-- Stated task --
Below is a set of records. Repeat all of them exactly.

-- Items listed in a dataset --
****************************************

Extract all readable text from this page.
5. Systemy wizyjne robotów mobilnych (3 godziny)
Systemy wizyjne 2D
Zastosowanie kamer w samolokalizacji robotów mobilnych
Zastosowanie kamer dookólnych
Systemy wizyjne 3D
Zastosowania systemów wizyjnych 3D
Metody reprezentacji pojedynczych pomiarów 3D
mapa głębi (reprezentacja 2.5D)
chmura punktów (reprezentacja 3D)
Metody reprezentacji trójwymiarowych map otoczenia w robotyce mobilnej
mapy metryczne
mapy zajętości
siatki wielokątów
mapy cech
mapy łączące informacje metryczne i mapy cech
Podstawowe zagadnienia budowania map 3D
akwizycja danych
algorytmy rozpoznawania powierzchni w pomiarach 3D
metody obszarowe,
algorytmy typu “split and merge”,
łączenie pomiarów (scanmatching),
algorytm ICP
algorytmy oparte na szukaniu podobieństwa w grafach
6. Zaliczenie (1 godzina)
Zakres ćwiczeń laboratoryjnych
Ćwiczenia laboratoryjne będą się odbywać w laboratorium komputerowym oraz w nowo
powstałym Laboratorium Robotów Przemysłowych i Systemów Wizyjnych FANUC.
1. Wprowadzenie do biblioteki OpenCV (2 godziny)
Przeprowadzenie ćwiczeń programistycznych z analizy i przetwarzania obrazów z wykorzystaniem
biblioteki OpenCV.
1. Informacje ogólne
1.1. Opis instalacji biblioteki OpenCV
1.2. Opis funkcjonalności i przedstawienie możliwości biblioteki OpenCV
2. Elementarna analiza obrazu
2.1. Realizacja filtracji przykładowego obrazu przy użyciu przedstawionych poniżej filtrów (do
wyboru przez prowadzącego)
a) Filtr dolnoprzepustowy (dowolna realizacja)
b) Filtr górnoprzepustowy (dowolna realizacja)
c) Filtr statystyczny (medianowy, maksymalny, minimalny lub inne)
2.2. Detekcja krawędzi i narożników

****************************************

-- The reply --
Extract all readable text from this page.
5. Systemy wizyjne robotów mobilnych (3 godziny)
Systemy wizyjne 2D
Zastosowanie kamer w samolokalizacji robotów mobilnych
Zastosowanie kamer dookólnych
Systemy wizyjne 3D
Zastosowania systemów wizyjnych 3D
Metody reprezentacji pojedynczych pomiarów 3D
mapa głębi (reprezentacja 2.5D)
chmura punktów (reprezentacja 3D)
Metody reprezentacji trójwymiarowych map otoczenia w robotyce mobilnej
mapy metryczne
mapy zajętości
siatki wielokątów
mapy cech
mapy łączące informacje metryczne i mapy cech
Podstawowe zagadnienia budowania map 3D
akwizycja danych
algorytmy rozpoznawania powierzchni w pomiarach 3D
metody obszarowe,
algorytmy typu “split and merge”,
łączenie pomiarów (scanmatching),
algorytm ICP
algorytmy oparte na szukaniu podobieństwa w grafach
6. Zaliczenie (1 godzina)
Zakres ćwiczeń laboratoryjnych
Ćwiczenia laboratoryjne będą się odbywać w laboratorium komputerowym oraz w nowo
powstałym Laboratorium Robotów Przemysłowych i Systemów Wizyjnych FANUC.
1. Wprowadzenie do biblioteki OpenCV (2 godziny)
Przeprowadzenie ćwiczeń programistycznych z analizy i przetwarzania obrazów z wykorzystaniem
biblioteki OpenCV.
1. Informacje ogólne
1.1. Opis instalacji biblioteki OpenCV
1.2. Opis funkcjonalności i przedstawienie możliwości biblioteki OpenCV
2. Elementarna analiza obrazu
2.1. Realizacja filtracji przykładowego obrazu przy użyciu przedstawionych poniżej filtrów (do
wyboru przez prowadzącego)
a) Filtr dolnoprzepustowy (dowolna realizacja)
b) Filtr górnoprzepustowy (dowolna realizacja)
c) Filtr statystyczny (medianowy, maksymalny, minimalny lub inne)
2.2. Detekcja krawędzi i narożników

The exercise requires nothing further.